(Dataset records on visual material)
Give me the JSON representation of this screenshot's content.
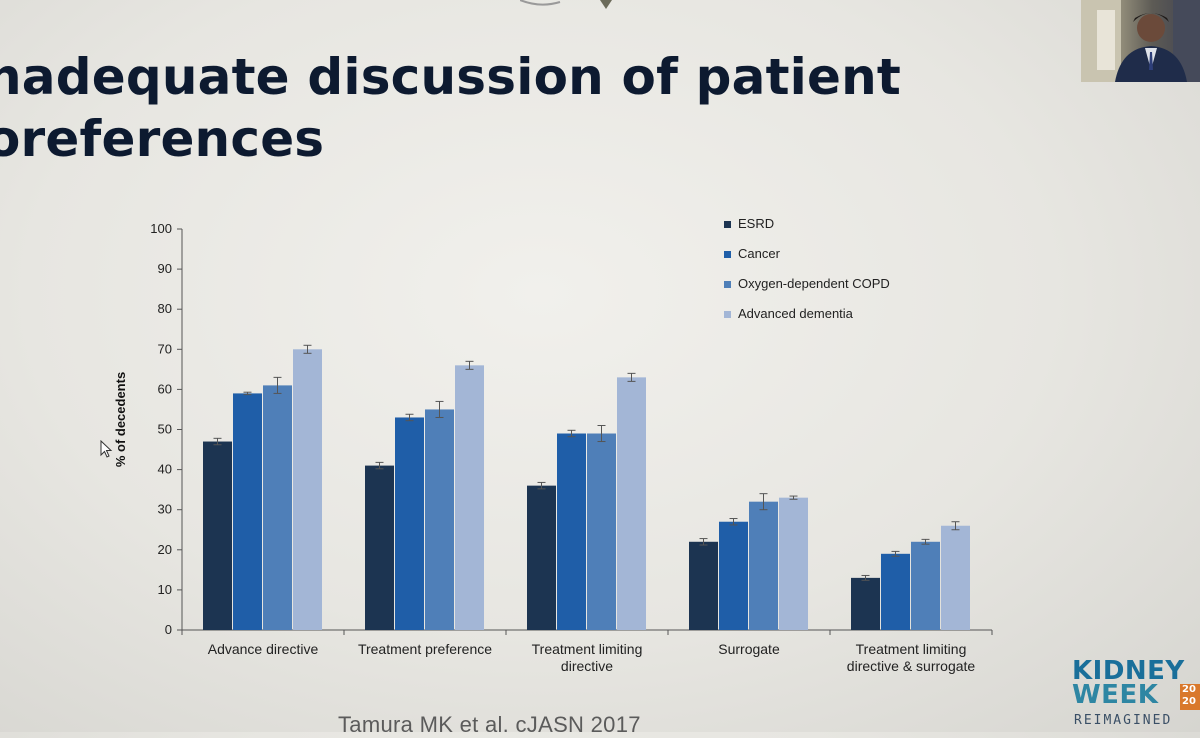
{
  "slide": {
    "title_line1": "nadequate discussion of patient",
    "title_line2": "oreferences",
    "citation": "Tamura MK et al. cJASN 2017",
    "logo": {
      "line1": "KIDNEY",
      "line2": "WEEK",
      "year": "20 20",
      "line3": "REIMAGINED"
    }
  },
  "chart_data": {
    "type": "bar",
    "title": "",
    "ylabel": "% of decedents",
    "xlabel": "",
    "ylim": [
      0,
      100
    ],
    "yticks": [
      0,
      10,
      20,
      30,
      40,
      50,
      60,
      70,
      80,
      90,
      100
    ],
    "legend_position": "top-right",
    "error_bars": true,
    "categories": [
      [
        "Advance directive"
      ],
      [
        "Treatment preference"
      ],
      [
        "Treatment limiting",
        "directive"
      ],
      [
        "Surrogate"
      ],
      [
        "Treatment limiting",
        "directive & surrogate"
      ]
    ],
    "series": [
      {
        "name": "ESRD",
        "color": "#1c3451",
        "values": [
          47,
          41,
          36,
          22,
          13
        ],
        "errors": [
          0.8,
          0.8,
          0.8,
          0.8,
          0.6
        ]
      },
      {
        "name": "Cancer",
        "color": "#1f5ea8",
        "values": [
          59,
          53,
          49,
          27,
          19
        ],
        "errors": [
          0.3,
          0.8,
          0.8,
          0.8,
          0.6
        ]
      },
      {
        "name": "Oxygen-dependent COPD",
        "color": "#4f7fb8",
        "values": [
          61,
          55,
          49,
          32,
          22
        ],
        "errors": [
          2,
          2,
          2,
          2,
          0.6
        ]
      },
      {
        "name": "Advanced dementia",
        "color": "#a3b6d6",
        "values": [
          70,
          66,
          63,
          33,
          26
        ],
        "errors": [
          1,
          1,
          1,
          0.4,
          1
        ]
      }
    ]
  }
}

---

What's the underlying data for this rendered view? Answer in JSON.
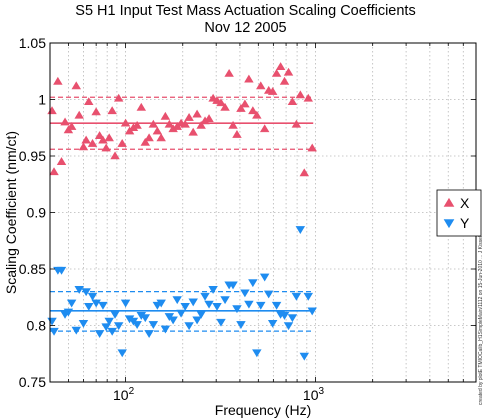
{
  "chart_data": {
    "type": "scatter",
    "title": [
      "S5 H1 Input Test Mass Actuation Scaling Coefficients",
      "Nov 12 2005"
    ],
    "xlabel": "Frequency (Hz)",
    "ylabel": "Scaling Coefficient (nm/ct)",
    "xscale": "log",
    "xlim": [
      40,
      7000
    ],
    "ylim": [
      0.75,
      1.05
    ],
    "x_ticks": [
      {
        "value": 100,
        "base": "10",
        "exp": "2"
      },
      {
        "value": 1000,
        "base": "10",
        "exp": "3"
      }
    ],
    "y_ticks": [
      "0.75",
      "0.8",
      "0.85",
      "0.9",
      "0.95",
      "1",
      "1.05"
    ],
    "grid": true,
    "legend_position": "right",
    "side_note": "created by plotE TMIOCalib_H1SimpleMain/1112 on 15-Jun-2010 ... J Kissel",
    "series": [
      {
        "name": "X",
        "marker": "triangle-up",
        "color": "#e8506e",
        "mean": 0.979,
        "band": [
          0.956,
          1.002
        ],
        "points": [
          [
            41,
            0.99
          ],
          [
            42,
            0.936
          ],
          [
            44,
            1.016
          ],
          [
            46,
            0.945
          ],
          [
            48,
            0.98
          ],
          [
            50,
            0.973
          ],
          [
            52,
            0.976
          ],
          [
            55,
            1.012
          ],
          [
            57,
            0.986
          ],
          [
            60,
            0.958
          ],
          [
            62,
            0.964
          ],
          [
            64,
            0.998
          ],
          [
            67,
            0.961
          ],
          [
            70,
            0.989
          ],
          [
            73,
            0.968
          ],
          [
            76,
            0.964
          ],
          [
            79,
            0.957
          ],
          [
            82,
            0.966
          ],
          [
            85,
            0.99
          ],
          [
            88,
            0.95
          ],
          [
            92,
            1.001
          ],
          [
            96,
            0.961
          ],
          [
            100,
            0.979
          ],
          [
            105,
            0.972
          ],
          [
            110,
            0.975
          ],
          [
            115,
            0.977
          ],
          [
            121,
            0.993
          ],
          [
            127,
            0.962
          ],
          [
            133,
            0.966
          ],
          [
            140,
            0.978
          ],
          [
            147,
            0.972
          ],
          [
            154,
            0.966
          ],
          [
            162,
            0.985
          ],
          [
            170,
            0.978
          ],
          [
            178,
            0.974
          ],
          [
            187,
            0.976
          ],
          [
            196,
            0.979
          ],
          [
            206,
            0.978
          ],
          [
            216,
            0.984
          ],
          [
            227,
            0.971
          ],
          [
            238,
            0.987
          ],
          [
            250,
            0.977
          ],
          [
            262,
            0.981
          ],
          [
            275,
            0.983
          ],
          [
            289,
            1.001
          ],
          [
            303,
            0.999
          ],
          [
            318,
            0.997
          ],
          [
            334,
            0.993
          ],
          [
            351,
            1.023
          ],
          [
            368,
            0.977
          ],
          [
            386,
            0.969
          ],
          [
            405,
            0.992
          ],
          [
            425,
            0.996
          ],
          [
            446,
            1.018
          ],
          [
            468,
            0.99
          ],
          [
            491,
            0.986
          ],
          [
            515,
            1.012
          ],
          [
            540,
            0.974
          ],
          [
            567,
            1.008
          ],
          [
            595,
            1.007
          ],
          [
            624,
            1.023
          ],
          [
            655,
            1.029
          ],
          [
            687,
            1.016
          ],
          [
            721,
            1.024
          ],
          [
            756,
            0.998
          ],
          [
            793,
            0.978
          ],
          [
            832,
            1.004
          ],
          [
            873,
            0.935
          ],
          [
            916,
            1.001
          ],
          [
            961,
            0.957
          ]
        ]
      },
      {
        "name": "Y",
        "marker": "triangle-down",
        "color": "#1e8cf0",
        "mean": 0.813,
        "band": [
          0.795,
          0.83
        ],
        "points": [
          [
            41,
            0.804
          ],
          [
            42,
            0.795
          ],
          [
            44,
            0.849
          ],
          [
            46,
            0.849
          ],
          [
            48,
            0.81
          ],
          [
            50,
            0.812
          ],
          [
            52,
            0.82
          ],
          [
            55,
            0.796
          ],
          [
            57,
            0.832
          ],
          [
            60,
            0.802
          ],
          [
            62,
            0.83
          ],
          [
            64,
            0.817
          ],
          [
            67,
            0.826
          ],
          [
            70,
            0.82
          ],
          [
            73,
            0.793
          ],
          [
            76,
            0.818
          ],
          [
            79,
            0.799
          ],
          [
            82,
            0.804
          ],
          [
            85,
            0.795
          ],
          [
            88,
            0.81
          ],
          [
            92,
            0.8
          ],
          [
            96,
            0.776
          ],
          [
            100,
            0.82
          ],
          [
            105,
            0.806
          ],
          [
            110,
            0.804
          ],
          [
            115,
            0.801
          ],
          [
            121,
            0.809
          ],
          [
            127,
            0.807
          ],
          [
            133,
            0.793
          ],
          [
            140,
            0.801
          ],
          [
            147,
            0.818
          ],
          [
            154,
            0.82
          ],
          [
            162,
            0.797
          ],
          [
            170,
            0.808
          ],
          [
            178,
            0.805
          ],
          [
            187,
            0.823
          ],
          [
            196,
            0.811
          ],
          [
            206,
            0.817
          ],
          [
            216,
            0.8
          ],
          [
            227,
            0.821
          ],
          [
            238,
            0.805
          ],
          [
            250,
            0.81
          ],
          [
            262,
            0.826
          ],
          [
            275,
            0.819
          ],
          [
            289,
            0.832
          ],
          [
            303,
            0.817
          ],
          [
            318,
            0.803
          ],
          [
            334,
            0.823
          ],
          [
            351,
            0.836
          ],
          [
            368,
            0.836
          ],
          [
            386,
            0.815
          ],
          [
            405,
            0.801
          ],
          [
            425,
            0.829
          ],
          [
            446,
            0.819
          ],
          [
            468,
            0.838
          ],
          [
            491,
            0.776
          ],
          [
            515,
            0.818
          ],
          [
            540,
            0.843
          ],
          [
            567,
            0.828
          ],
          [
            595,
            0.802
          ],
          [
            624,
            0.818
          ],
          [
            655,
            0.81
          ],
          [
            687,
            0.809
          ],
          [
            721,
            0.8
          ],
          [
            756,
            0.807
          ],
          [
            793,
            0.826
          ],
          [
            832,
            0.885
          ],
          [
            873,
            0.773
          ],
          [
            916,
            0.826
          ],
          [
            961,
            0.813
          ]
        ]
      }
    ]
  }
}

What the task asks: Look through the entries above and report each line where the string "right" occurs.

Reply:
    "legend_position": "top-right",
    "legend_position": "right",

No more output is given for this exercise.